# start of RECORD EXCERPTS

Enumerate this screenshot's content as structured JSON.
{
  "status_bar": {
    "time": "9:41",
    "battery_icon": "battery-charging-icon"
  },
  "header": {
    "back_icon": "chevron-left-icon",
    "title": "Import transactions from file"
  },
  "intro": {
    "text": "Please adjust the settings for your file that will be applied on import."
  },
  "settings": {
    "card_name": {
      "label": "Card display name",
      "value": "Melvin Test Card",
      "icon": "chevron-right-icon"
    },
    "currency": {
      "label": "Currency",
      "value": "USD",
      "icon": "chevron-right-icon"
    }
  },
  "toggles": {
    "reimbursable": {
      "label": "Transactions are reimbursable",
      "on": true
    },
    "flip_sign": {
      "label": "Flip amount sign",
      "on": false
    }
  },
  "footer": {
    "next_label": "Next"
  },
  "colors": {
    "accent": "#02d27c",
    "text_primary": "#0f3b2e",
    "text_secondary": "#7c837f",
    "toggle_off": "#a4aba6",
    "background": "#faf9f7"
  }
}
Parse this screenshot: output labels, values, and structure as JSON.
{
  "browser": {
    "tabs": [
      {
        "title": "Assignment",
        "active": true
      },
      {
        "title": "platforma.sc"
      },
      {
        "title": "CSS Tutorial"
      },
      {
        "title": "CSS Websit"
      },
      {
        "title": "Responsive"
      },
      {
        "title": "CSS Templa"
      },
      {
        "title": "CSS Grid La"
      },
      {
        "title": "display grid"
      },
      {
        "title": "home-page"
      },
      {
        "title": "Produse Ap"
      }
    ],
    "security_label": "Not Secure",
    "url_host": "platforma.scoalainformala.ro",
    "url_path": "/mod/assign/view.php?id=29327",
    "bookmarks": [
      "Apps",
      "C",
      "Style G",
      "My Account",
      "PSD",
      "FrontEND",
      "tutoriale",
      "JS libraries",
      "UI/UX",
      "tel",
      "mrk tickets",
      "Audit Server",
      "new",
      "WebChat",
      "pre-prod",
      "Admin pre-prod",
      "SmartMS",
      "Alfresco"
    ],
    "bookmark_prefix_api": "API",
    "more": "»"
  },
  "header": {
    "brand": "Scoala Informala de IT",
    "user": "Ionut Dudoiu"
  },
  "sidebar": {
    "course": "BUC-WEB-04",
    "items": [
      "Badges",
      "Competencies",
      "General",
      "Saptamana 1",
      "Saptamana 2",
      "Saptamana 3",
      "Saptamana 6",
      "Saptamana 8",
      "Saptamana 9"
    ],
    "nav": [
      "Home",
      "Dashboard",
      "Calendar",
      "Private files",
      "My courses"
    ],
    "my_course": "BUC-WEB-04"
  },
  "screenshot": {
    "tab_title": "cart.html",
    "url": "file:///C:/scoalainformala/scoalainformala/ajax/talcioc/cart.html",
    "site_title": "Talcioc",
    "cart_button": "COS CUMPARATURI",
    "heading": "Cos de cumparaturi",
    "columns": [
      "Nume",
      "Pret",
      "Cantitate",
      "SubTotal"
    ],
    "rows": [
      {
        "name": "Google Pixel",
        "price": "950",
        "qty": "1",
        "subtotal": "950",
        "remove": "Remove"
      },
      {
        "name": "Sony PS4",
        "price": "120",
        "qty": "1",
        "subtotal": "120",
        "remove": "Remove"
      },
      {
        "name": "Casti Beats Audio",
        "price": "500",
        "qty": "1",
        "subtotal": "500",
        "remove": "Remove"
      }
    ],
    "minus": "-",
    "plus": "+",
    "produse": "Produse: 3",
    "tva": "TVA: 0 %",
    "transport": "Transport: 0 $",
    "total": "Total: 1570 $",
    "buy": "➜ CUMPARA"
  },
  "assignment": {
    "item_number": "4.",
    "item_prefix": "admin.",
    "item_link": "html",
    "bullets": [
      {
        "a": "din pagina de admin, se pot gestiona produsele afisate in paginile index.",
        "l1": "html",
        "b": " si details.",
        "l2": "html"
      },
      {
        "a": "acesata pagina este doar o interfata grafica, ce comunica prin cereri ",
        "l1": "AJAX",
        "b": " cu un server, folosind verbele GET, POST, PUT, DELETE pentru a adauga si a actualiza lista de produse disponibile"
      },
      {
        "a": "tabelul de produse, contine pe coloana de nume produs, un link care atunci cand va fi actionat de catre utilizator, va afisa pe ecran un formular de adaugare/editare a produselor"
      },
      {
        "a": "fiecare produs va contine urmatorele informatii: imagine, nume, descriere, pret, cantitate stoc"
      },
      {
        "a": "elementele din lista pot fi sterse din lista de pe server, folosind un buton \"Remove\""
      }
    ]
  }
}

# end of RECORD EXCERPTS

WHAT IS NEEDED:
Repeat the data exactly. Leave nothing out.

SOLVED EXERCISE:
Enumerate this screenshot's content as structured JSON.
{
  "status_bar": {
    "time": "9:41",
    "battery_icon": "battery-charging-icon"
  },
  "header": {
    "back_icon": "chevron-left-icon",
    "title": "Import transactions from file"
  },
  "intro": {
    "text": "Please adjust the settings for your file that will be applied on import."
  },
  "settings": {
    "card_name": {
      "label": "Card display name",
      "value": "Melvin Test Card",
      "icon": "chevron-right-icon"
    },
    "currency": {
      "label": "Currency",
      "value": "USD",
      "icon": "chevron-right-icon"
    }
  },
  "toggles": {
    "reimbursable": {
      "label": "Transactions are reimbursable",
      "on": true
    },
    "flip_sign": {
      "label": "Flip amount sign",
      "on": false
    }
  },
  "footer": {
    "next_label": "Next"
  },
  "colors": {
    "accent": "#02d27c",
    "text_primary": "#0f3b2e",
    "text_secondary": "#7c837f",
    "toggle_off": "#a4aba6",
    "background": "#faf9f7"
  }
}
Parse this screenshot: output labels, values, and structure as JSON.
{
  "browser": {
    "tabs": [
      {
        "title": "Assignment",
        "active": true
      },
      {
        "title": "platforma.sc"
      },
      {
        "title": "CSS Tutorial"
      },
      {
        "title": "CSS Websit"
      },
      {
        "title": "Responsive"
      },
      {
        "title": "CSS Templa"
      },
      {
        "title": "CSS Grid La"
      },
      {
        "title": "display grid"
      },
      {
        "title": "home-page"
      },
      {
        "title": "Produse Ap"
      }
    ],
    "security_label": "Not Secure",
    "url_host": "platforma.scoalainformala.ro",
    "url_path": "/mod/assign/view.php?id=29327",
    "bookmarks": [
      "Apps",
      "C",
      "Style G",
      "My Account",
      "PSD",
      "FrontEND",
      "tutoriale",
      "JS libraries",
      "UI/UX",
      "tel",
      "mrk tickets",
      "Audit Server",
      "new",
      "WebChat",
      "pre-prod",
      "Admin pre-prod",
      "SmartMS",
      "Alfresco"
    ],
    "bookmark_prefix_api": "API",
    "more": "»"
  },
  "header": {
    "brand": "Scoala Informala de IT",
    "user": "Ionut Dudoiu"
  },
  "sidebar": {
    "course": "BUC-WEB-04",
    "items": [
      "Badges",
      "Competencies",
      "General",
      "Saptamana 1",
      "Saptamana 2",
      "Saptamana 3",
      "Saptamana 6",
      "Saptamana 8",
      "Saptamana 9"
    ],
    "nav": [
      "Home",
      "Dashboard",
      "Calendar",
      "Private files",
      "My courses"
    ],
    "my_course": "BUC-WEB-04"
  },
  "screenshot": {
    "tab_title": "cart.html",
    "url": "file:///C:/scoalainformala/scoalainformala/ajax/talcioc/cart.html",
    "site_title": "Talcioc",
    "cart_button": "COS CUMPARATURI",
    "heading": "Cos de cumparaturi",
    "columns": [
      "Nume",
      "Pret",
      "Cantitate",
      "SubTotal"
    ],
    "rows": [
      {
        "name": "Google Pixel",
        "price": "950",
        "qty": "1",
        "subtotal": "950",
        "remove": "Remove"
      },
      {
        "name": "Sony PS4",
        "price": "120",
        "qty": "1",
        "subtotal": "120",
        "remove": "Remove"
      },
      {
        "name": "Casti Beats Audio",
        "price": "500",
        "qty": "1",
        "subtotal": "500",
        "remove": "Remove"
      }
    ],
    "minus": "-",
    "plus": "+",
    "produse": "Produse: 3",
    "tva": "TVA: 0 %",
    "transport": "Transport: 0 $",
    "total": "Total: 1570 $",
    "buy": "➜ CUMPARA"
  },
  "assignment": {
    "item_number": "4.",
    "item_prefix": "admin.",
    "item_link": "html",
    "bullets": [
      {
        "a": "din pagina de admin, se pot gestiona produsele afisate in paginile index.",
        "l1": "html",
        "b": " si details.",
        "l2": "html"
      },
      {
        "a": "acesata pagina este doar o interfata grafica, ce comunica prin cereri ",
        "l1": "AJAX",
        "b": " cu un server, folosind verbele GET, POST, PUT, DELETE pentru a adauga si a actualiza lista de produse disponibile"
      },
      {
        "a": "tabelul de produse, contine pe coloana de nume produs, un link care atunci cand va fi actionat de catre utilizator, va afisa pe ecran un formular de adaugare/editare a produselor"
      },
      {
        "a": "fiecare produs va contine urmatorele informatii: imagine, nume, descriere, pret, cantitate stoc"
      },
      {
        "a": "elementele din lista pot fi sterse din lista de pe server, folosind un buton \"Remove\""
      }
    ]
  }
}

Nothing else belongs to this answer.